(Stored data)

+++++

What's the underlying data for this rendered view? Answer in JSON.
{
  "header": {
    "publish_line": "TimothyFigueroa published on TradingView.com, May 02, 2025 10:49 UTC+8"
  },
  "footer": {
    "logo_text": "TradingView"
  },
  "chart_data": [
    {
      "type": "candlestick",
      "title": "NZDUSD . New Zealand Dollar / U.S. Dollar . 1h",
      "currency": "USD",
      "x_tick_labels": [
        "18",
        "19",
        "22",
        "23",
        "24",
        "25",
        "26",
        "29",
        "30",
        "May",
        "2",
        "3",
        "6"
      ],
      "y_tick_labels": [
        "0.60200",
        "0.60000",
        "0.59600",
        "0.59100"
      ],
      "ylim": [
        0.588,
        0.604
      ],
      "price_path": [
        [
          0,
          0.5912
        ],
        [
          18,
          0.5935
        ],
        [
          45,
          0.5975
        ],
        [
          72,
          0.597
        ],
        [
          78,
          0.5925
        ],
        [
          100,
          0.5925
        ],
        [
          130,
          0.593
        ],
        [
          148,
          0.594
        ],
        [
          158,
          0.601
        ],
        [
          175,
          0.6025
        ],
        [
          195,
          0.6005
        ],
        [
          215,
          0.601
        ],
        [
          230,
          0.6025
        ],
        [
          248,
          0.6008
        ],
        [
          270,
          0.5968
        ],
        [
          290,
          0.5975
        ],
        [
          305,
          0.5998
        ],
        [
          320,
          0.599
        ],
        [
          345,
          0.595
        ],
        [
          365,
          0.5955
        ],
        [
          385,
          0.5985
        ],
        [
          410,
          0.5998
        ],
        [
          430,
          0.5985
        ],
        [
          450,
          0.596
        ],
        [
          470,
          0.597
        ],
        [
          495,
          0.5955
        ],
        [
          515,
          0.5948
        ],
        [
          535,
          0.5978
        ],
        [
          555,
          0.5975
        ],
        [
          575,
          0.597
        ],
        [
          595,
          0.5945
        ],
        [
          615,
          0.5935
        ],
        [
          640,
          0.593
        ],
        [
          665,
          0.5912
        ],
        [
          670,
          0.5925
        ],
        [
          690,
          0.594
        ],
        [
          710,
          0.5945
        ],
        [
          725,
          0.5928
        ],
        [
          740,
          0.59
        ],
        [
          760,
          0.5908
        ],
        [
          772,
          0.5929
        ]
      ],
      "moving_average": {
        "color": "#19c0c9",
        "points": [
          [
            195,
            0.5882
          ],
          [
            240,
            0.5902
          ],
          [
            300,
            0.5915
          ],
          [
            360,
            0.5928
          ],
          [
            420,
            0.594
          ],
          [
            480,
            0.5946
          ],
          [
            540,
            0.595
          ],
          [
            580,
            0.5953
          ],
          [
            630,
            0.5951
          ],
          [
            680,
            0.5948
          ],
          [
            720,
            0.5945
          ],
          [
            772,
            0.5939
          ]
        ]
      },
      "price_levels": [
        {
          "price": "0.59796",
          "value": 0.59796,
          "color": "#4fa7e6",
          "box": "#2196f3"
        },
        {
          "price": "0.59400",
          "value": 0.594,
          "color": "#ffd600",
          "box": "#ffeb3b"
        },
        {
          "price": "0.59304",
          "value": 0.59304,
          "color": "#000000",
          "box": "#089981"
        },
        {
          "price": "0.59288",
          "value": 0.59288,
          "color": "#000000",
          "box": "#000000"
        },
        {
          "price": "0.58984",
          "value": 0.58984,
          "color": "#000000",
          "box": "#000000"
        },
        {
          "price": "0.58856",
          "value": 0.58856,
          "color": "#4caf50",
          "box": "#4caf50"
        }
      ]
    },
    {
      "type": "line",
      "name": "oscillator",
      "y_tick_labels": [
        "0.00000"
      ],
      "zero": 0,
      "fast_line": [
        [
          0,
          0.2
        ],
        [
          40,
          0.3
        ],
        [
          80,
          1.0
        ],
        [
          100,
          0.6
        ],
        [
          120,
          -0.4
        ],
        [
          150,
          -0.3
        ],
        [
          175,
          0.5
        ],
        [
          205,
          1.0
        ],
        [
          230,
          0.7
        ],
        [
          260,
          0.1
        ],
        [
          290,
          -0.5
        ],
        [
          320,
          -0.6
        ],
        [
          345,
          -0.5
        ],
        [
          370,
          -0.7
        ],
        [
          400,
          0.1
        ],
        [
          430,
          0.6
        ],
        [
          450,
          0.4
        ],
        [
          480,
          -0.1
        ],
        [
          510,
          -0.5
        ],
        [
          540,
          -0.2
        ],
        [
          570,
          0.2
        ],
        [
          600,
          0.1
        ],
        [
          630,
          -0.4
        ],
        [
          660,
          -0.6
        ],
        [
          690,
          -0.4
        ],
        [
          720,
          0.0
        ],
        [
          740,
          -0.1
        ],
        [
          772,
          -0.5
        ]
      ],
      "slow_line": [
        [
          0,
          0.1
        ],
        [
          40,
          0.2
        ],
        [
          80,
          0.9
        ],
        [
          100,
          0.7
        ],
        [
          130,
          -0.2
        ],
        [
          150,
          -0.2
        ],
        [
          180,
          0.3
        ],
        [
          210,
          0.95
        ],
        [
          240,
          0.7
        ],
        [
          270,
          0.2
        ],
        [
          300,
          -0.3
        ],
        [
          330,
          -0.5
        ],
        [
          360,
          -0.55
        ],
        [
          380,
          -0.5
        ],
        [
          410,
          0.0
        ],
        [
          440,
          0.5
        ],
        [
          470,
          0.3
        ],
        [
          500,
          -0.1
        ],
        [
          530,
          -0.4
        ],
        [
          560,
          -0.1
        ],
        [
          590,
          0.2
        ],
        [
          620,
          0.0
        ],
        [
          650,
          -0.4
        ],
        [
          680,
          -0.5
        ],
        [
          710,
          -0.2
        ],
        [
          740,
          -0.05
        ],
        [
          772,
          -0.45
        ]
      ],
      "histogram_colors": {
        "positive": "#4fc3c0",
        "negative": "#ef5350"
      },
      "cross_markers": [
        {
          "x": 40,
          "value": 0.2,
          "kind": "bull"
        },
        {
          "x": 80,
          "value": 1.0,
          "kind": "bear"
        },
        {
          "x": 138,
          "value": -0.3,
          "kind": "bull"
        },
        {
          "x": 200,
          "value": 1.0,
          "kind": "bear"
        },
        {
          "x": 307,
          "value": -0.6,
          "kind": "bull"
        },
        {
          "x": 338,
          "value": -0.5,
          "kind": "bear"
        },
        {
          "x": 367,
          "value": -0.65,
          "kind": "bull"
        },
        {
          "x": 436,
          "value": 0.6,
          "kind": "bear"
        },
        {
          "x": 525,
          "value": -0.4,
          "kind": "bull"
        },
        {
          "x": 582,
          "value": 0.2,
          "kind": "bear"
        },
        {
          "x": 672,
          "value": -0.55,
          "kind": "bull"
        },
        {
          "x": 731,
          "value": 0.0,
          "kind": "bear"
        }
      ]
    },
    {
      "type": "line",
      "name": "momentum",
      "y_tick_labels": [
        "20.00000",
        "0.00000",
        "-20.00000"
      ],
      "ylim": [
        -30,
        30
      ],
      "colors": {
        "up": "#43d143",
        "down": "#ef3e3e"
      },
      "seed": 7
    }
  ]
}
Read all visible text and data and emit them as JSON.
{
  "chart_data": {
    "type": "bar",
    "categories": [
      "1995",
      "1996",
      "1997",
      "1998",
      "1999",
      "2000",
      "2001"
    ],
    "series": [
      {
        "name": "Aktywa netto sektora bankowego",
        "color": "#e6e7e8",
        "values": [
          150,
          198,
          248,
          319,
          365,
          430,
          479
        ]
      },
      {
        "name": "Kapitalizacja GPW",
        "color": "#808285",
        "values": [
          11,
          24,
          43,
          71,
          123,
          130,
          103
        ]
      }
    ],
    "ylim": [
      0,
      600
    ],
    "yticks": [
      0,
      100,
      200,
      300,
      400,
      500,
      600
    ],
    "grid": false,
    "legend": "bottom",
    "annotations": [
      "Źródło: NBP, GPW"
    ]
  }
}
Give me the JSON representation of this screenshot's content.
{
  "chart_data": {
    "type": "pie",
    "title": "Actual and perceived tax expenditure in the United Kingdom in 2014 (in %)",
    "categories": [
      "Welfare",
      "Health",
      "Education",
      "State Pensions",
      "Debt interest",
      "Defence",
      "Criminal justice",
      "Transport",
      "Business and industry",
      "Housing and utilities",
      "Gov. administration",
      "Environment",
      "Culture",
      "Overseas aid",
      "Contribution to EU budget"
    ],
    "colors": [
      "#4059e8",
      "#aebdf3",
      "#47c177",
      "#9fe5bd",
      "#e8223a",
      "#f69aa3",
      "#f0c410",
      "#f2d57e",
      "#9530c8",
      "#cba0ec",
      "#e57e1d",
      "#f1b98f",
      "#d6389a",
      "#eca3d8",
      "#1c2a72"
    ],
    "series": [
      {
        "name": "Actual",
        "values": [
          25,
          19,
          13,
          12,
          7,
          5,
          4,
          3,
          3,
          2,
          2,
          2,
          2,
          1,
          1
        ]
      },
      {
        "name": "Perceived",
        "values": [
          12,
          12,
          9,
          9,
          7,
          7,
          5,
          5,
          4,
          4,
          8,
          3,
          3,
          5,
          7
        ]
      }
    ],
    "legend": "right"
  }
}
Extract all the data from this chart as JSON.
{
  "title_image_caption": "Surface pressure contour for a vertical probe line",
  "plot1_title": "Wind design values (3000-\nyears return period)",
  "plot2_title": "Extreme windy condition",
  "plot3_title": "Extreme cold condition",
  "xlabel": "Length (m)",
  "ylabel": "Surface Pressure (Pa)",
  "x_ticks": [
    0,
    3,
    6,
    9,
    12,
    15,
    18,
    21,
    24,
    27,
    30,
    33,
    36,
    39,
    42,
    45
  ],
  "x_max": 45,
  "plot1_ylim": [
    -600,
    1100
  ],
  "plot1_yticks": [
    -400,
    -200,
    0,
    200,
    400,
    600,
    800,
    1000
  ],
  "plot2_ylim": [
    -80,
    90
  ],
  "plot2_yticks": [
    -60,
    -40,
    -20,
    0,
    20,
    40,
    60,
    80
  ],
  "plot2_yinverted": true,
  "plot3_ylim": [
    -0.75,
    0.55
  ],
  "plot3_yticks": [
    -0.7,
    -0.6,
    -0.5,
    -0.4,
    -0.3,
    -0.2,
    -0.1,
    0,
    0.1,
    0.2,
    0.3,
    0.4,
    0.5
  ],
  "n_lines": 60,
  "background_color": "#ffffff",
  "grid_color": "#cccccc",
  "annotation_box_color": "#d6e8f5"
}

+++++

> DIRECTIVE
Repeat the line that contains "Extract all the data from this chart as JSON.", then every line after it until the records end, with nothing added.

> ANSWER TO THE TASK
Extract all the data from this chart as JSON.
{
  "title_image_caption": "Surface pressure contour for a vertical probe line",
  "plot1_title": "Wind design values (3000-\nyears return period)",
  "plot2_title": "Extreme windy condition",
  "plot3_title": "Extreme cold condition",
  "xlabel": "Length (m)",
  "ylabel": "Surface Pressure (Pa)",
  "x_ticks": [
    0,
    3,
    6,
    9,
    12,
    15,
    18,
    21,
    24,
    27,
    30,
    33,
    36,
    39,
    42,
    45
  ],
  "x_max": 45,
  "plot1_ylim": [
    -600,
    1100
  ],
  "plot1_yticks": [
    -400,
    -200,
    0,
    200,
    400,
    600,
    800,
    1000
  ],
  "plot2_ylim": [
    -80,
    90
  ],
  "plot2_yticks": [
    -60,
    -40,
    -20,
    0,
    20,
    40,
    60,
    80
  ],
  "plot2_yinverted": true,
  "plot3_ylim": [
    -0.75,
    0.55
  ],
  "plot3_yticks": [
    -0.7,
    -0.6,
    -0.5,
    -0.4,
    -0.3,
    -0.2,
    -0.1,
    0,
    0.1,
    0.2,
    0.3,
    0.4,
    0.5
  ],
  "n_lines": 60,
  "background_color": "#ffffff",
  "grid_color": "#cccccc",
  "annotation_box_color": "#d6e8f5"
}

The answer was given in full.